**Given records:**

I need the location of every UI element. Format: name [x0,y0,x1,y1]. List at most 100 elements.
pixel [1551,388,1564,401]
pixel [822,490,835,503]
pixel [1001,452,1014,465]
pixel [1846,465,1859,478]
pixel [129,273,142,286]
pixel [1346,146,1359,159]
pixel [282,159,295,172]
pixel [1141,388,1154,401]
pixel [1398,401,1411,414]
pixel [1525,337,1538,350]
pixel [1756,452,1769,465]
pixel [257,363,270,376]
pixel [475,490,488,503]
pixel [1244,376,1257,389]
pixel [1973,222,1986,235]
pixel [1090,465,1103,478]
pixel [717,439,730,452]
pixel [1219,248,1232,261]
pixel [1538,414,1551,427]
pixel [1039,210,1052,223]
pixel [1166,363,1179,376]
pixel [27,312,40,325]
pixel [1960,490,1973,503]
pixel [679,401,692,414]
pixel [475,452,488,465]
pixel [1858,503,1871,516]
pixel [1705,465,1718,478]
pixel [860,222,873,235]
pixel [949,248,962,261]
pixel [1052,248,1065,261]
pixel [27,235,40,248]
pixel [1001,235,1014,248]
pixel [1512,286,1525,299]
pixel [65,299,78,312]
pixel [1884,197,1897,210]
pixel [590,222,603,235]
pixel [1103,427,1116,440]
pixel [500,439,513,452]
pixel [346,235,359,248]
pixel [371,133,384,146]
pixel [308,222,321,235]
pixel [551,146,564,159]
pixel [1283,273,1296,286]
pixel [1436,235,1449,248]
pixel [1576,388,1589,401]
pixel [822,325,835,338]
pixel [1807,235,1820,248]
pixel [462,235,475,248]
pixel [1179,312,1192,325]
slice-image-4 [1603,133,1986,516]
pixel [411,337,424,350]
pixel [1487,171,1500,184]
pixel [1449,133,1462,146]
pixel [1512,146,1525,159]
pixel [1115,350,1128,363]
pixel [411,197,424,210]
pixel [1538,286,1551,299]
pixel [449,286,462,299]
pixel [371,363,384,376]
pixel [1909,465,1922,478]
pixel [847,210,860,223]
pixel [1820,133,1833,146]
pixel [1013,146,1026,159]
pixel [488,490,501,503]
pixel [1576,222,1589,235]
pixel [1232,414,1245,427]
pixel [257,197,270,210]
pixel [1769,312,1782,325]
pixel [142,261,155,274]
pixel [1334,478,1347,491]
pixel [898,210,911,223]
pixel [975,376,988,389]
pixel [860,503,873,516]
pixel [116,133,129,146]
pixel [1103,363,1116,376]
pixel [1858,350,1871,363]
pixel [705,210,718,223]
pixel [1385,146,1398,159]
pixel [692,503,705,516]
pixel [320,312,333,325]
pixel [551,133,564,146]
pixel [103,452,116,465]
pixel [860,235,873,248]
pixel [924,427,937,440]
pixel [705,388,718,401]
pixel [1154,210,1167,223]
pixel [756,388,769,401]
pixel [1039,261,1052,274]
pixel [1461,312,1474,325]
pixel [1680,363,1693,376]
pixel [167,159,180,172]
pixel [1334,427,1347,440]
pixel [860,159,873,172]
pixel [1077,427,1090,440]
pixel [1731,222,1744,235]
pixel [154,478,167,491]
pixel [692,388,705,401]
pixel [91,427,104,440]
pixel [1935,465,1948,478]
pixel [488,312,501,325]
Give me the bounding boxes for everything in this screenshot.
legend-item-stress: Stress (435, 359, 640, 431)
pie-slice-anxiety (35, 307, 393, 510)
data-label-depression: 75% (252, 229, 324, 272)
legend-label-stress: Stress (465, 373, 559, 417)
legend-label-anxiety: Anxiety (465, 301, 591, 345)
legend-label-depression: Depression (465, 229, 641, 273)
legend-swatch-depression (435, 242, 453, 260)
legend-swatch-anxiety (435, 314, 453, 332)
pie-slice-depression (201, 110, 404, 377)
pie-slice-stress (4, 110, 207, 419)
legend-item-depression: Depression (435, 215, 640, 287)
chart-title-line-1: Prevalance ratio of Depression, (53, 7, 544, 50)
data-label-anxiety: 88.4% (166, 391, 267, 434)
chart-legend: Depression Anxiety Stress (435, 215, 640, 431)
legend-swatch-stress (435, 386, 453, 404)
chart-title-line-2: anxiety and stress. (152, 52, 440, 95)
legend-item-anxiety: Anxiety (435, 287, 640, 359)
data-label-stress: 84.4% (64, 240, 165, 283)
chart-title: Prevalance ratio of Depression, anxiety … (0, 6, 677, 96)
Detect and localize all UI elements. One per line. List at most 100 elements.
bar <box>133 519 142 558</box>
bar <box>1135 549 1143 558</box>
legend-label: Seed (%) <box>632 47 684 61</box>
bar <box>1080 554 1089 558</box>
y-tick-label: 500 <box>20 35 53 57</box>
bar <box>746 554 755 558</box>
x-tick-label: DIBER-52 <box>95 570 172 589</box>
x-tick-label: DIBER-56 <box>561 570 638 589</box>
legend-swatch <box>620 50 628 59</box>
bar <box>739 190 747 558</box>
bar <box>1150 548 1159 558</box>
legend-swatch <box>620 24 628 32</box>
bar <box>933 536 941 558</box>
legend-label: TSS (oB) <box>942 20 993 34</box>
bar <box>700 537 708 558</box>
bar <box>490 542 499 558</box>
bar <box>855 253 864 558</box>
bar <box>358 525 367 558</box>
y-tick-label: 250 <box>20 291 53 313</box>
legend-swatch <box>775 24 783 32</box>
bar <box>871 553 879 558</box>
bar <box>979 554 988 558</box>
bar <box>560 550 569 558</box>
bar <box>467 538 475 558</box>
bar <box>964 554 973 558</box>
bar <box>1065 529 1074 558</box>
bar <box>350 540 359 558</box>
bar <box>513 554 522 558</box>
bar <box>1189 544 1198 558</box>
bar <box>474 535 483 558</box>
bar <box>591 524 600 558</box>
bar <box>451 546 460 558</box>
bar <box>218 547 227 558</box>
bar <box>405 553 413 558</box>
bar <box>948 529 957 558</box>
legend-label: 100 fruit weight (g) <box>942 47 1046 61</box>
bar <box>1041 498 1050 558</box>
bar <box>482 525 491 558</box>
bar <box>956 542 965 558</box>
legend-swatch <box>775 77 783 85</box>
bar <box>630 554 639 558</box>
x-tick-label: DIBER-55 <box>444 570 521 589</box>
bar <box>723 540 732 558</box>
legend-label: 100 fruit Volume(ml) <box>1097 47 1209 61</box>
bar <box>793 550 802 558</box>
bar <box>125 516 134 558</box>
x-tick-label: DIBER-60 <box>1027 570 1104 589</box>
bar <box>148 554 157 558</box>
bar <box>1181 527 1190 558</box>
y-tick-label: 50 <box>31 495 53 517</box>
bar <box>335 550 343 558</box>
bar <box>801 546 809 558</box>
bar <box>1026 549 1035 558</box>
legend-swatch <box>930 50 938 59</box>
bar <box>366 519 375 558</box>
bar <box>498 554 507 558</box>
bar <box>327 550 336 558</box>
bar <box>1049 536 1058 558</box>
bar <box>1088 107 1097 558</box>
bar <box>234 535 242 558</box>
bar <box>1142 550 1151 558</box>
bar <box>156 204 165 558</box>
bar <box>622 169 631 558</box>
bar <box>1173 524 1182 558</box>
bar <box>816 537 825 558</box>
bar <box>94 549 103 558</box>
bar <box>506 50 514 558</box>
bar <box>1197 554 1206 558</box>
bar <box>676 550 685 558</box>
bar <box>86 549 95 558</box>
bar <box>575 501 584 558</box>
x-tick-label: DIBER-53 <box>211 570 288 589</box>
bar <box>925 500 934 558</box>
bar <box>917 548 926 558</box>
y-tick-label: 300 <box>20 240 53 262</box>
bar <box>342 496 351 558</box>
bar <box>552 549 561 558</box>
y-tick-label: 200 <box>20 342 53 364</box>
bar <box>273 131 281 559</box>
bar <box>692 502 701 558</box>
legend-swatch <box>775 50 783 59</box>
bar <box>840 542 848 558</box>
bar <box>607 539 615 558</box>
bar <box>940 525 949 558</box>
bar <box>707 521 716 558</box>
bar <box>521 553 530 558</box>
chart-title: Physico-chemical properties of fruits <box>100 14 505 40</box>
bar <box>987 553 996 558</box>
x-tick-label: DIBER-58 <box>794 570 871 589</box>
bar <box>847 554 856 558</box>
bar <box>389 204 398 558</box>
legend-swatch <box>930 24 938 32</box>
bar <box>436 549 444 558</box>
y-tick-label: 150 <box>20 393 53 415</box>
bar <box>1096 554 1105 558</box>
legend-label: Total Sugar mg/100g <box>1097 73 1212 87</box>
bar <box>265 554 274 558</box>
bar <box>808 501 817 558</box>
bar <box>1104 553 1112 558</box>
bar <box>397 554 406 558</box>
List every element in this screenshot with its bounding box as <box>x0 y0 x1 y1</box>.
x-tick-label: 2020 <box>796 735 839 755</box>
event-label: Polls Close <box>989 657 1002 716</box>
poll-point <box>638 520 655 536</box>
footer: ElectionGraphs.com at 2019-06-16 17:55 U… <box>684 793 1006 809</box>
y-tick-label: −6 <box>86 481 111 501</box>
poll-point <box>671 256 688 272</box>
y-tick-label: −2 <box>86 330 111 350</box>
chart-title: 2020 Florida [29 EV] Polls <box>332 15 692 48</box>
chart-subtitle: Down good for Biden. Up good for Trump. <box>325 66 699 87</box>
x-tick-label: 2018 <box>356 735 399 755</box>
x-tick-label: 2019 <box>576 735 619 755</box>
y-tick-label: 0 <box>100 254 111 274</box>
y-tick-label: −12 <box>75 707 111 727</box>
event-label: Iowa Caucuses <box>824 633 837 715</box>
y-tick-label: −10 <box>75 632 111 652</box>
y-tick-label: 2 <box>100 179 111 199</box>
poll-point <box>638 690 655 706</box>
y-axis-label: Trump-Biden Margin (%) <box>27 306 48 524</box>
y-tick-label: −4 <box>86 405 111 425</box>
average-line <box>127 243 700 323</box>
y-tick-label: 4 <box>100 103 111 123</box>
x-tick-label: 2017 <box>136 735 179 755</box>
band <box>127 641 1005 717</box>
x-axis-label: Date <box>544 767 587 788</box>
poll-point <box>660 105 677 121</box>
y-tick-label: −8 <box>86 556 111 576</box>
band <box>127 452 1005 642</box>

**Given task:** Write out the lines word for word, from the first line of the entries through the line that holds "pixel [449,286,462,299]", both included.

**Task answer:**
I need the location of every UI element. Format: name [x0,y0,x1,y1]. List at most 100 elements.
pixel [1551,388,1564,401]
pixel [822,490,835,503]
pixel [1001,452,1014,465]
pixel [1846,465,1859,478]
pixel [129,273,142,286]
pixel [1346,146,1359,159]
pixel [282,159,295,172]
pixel [1141,388,1154,401]
pixel [1398,401,1411,414]
pixel [1525,337,1538,350]
pixel [1756,452,1769,465]
pixel [257,363,270,376]
pixel [475,490,488,503]
pixel [1244,376,1257,389]
pixel [1973,222,1986,235]
pixel [1090,465,1103,478]
pixel [717,439,730,452]
pixel [1219,248,1232,261]
pixel [1538,414,1551,427]
pixel [1039,210,1052,223]
pixel [1166,363,1179,376]
pixel [27,312,40,325]
pixel [1960,490,1973,503]
pixel [679,401,692,414]
pixel [475,452,488,465]
pixel [1858,503,1871,516]
pixel [1705,465,1718,478]
pixel [860,222,873,235]
pixel [949,248,962,261]
pixel [1052,248,1065,261]
pixel [27,235,40,248]
pixel [1001,235,1014,248]
pixel [1512,286,1525,299]
pixel [65,299,78,312]
pixel [1884,197,1897,210]
pixel [590,222,603,235]
pixel [1103,427,1116,440]
pixel [500,439,513,452]
pixel [346,235,359,248]
pixel [371,133,384,146]
pixel [308,222,321,235]
pixel [551,146,564,159]
pixel [1283,273,1296,286]
pixel [1436,235,1449,248]
pixel [1576,388,1589,401]
pixel [822,325,835,338]
pixel [1807,235,1820,248]
pixel [462,235,475,248]
pixel [1179,312,1192,325]
slice-image-4 [1603,133,1986,516]
pixel [411,337,424,350]
pixel [1487,171,1500,184]
pixel [1449,133,1462,146]
pixel [1512,146,1525,159]
pixel [1115,350,1128,363]
pixel [411,197,424,210]
pixel [1538,286,1551,299]
pixel [449,286,462,299]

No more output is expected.